*Written task:*
Leaving the pictures aside, transcribe every line below exactly.

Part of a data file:
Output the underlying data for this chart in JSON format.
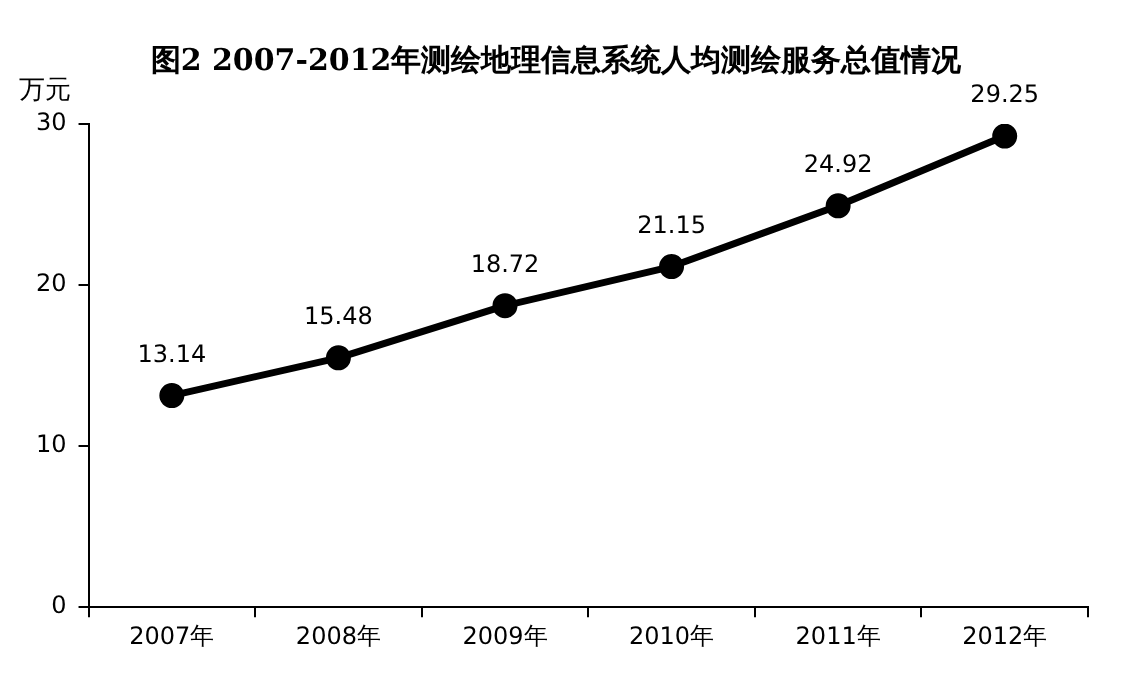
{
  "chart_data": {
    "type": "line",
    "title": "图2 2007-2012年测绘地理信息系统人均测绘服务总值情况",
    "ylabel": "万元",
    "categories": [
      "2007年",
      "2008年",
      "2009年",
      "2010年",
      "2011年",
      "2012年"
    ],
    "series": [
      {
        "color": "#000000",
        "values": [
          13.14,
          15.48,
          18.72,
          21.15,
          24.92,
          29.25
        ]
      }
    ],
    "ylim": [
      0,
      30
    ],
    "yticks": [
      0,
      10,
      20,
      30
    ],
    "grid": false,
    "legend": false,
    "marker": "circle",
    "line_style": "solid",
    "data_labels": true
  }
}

*Response to this exercise:*
Output the underlying data for this chart in JSON format.
{
  "chart_data": {
    "type": "line",
    "title": "图2 2007-2012年测绘地理信息系统人均测绘服务总值情况",
    "ylabel": "万元",
    "categories": [
      "2007年",
      "2008年",
      "2009年",
      "2010年",
      "2011年",
      "2012年"
    ],
    "series": [
      {
        "color": "#000000",
        "values": [
          13.14,
          15.48,
          18.72,
          21.15,
          24.92,
          29.25
        ]
      }
    ],
    "ylim": [
      0,
      30
    ],
    "yticks": [
      0,
      10,
      20,
      30
    ],
    "grid": false,
    "legend": false,
    "marker": "circle",
    "line_style": "solid",
    "data_labels": true
  }
}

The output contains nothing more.